-------- DATA PROVIDED --------

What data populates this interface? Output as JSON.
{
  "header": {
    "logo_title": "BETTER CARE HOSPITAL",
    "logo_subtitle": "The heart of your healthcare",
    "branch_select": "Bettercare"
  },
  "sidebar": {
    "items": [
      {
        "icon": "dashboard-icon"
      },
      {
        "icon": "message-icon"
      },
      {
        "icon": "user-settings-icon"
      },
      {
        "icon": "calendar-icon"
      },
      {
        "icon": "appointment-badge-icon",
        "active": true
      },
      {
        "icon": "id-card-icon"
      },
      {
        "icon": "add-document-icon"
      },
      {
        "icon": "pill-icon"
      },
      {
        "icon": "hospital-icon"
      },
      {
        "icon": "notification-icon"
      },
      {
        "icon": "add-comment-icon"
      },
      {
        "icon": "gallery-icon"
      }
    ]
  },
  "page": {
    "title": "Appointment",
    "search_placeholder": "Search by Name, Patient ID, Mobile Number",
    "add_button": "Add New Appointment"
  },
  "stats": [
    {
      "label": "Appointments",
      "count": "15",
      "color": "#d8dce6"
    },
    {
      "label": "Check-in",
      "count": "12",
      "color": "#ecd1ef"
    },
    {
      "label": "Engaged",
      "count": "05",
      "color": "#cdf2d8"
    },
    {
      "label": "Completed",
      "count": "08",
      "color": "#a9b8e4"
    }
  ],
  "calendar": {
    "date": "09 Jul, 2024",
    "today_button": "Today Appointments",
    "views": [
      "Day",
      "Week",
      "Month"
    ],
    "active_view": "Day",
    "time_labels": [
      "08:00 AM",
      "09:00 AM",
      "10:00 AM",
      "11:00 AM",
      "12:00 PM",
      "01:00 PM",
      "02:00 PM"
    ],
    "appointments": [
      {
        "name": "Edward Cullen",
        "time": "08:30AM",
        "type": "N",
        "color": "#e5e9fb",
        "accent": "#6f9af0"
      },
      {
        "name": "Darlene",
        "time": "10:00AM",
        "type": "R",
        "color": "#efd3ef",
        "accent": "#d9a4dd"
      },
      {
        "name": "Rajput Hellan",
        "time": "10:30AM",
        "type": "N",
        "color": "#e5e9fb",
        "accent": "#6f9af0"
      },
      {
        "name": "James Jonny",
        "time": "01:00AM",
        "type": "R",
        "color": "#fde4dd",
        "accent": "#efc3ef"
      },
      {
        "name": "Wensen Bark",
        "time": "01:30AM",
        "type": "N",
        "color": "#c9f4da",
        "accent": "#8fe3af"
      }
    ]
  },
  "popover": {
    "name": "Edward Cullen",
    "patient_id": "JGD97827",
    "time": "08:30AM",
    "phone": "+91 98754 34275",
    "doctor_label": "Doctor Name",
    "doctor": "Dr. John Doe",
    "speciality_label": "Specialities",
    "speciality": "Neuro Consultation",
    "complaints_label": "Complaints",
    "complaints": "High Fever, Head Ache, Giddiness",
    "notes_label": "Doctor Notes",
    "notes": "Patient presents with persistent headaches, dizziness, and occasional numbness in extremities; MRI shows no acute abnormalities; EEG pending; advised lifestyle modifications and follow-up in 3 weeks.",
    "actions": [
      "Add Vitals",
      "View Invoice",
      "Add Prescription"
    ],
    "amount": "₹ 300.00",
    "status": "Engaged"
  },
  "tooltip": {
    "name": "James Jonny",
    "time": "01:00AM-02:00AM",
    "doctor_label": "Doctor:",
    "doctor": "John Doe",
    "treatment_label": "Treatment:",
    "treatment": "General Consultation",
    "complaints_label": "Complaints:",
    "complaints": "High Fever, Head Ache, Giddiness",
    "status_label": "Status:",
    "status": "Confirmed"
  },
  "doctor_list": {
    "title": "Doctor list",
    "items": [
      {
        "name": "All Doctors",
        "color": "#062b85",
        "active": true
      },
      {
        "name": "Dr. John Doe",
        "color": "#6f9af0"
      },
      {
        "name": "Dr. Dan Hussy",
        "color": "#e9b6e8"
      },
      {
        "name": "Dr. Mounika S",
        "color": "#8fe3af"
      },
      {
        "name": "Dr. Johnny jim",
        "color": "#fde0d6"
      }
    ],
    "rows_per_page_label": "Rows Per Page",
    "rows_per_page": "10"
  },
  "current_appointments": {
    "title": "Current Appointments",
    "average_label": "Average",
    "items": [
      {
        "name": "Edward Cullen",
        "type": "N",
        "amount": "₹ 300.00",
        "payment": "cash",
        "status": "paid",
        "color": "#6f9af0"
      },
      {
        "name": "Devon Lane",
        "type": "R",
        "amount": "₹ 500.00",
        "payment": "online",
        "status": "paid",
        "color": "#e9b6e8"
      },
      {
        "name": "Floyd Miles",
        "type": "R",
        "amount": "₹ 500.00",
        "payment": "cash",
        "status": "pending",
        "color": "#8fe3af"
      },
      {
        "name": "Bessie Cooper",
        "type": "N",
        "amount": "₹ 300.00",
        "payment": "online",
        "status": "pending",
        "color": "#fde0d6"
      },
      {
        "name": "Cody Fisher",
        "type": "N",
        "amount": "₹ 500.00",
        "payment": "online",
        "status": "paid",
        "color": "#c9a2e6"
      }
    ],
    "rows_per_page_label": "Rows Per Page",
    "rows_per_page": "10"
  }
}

--------

:: TO DO ::
Retype the records above exactly.

:: RESPONSE FOR THIS EXERCISE ::
What data populates this interface? Output as JSON.
{
  "header": {
    "logo_title": "BETTER CARE HOSPITAL",
    "logo_subtitle": "The heart of your healthcare",
    "branch_select": "Bettercare"
  },
  "sidebar": {
    "items": [
      {
        "icon": "dashboard-icon"
      },
      {
        "icon": "message-icon"
      },
      {
        "icon": "user-settings-icon"
      },
      {
        "icon": "calendar-icon"
      },
      {
        "icon": "appointment-badge-icon",
        "active": true
      },
      {
        "icon": "id-card-icon"
      },
      {
        "icon": "add-document-icon"
      },
      {
        "icon": "pill-icon"
      },
      {
        "icon": "hospital-icon"
      },
      {
        "icon": "notification-icon"
      },
      {
        "icon": "add-comment-icon"
      },
      {
        "icon": "gallery-icon"
      }
    ]
  },
  "page": {
    "title": "Appointment",
    "search_placeholder": "Search by Name, Patient ID, Mobile Number",
    "add_button": "Add New Appointment"
  },
  "stats": [
    {
      "label": "Appointments",
      "count": "15",
      "color": "#d8dce6"
    },
    {
      "label": "Check-in",
      "count": "12",
      "color": "#ecd1ef"
    },
    {
      "label": "Engaged",
      "count": "05",
      "color": "#cdf2d8"
    },
    {
      "label": "Completed",
      "count": "08",
      "color": "#a9b8e4"
    }
  ],
  "calendar": {
    "date": "09 Jul, 2024",
    "today_button": "Today Appointments",
    "views": [
      "Day",
      "Week",
      "Month"
    ],
    "active_view": "Day",
    "time_labels": [
      "08:00 AM",
      "09:00 AM",
      "10:00 AM",
      "11:00 AM",
      "12:00 PM",
      "01:00 PM",
      "02:00 PM"
    ],
    "appointments": [
      {
        "name": "Edward Cullen",
        "time": "08:30AM",
        "type": "N",
        "color": "#e5e9fb",
        "accent": "#6f9af0"
      },
      {
        "name": "Darlene",
        "time": "10:00AM",
        "type": "R",
        "color": "#efd3ef",
        "accent": "#d9a4dd"
      },
      {
        "name": "Rajput Hellan",
        "time": "10:30AM",
        "type": "N",
        "color": "#e5e9fb",
        "accent": "#6f9af0"
      },
      {
        "name": "James Jonny",
        "time": "01:00AM",
        "type": "R",
        "color": "#fde4dd",
        "accent": "#efc3ef"
      },
      {
        "name": "Wensen Bark",
        "time": "01:30AM",
        "type": "N",
        "color": "#c9f4da",
        "accent": "#8fe3af"
      }
    ]
  },
  "popover": {
    "name": "Edward Cullen",
    "patient_id": "JGD97827",
    "time": "08:30AM",
    "phone": "+91 98754 34275",
    "doctor_label": "Doctor Name",
    "doctor": "Dr. John Doe",
    "speciality_label": "Specialities",
    "speciality": "Neuro Consultation",
    "complaints_label": "Complaints",
    "complaints": "High Fever, Head Ache, Giddiness",
    "notes_label": "Doctor Notes",
    "notes": "Patient presents with persistent headaches, dizziness, and occasional numbness in extremities; MRI shows no acute abnormalities; EEG pending; advised lifestyle modifications and follow-up in 3 weeks.",
    "actions": [
      "Add Vitals",
      "View Invoice",
      "Add Prescription"
    ],
    "amount": "₹ 300.00",
    "status": "Engaged"
  },
  "tooltip": {
    "name": "James Jonny",
    "time": "01:00AM-02:00AM",
    "doctor_label": "Doctor:",
    "doctor": "John Doe",
    "treatment_label": "Treatment:",
    "treatment": "General Consultation",
    "complaints_label": "Complaints:",
    "complaints": "High Fever, Head Ache, Giddiness",
    "status_label": "Status:",
    "status": "Confirmed"
  },
  "doctor_list": {
    "title": "Doctor list",
    "items": [
      {
        "name": "All Doctors",
        "color": "#062b85",
        "active": true
      },
      {
        "name": "Dr. John Doe",
        "color": "#6f9af0"
      },
      {
        "name": "Dr. Dan Hussy",
        "color": "#e9b6e8"
      },
      {
        "name": "Dr. Mounika S",
        "color": "#8fe3af"
      },
      {
        "name": "Dr. Johnny jim",
        "color": "#fde0d6"
      }
    ],
    "rows_per_page_label": "Rows Per Page",
    "rows_per_page": "10"
  },
  "current_appointments": {
    "title": "Current Appointments",
    "average_label": "Average",
    "items": [
      {
        "name": "Edward Cullen",
        "type": "N",
        "amount": "₹ 300.00",
        "payment": "cash",
        "status": "paid",
        "color": "#6f9af0"
      },
      {
        "name": "Devon Lane",
        "type": "R",
        "amount": "₹ 500.00",
        "payment": "online",
        "status": "paid",
        "color": "#e9b6e8"
      },
      {
        "name": "Floyd Miles",
        "type": "R",
        "amount": "₹ 500.00",
        "payment": "cash",
        "status": "pending",
        "color": "#8fe3af"
      },
      {
        "name": "Bessie Cooper",
        "type": "N",
        "amount": "₹ 300.00",
        "payment": "online",
        "status": "pending",
        "color": "#fde0d6"
      },
      {
        "name": "Cody Fisher",
        "type": "N",
        "amount": "₹ 500.00",
        "payment": "online",
        "status": "paid",
        "color": "#c9a2e6"
      }
    ],
    "rows_per_page_label": "Rows Per Page",
    "rows_per_page": "10"
  }
}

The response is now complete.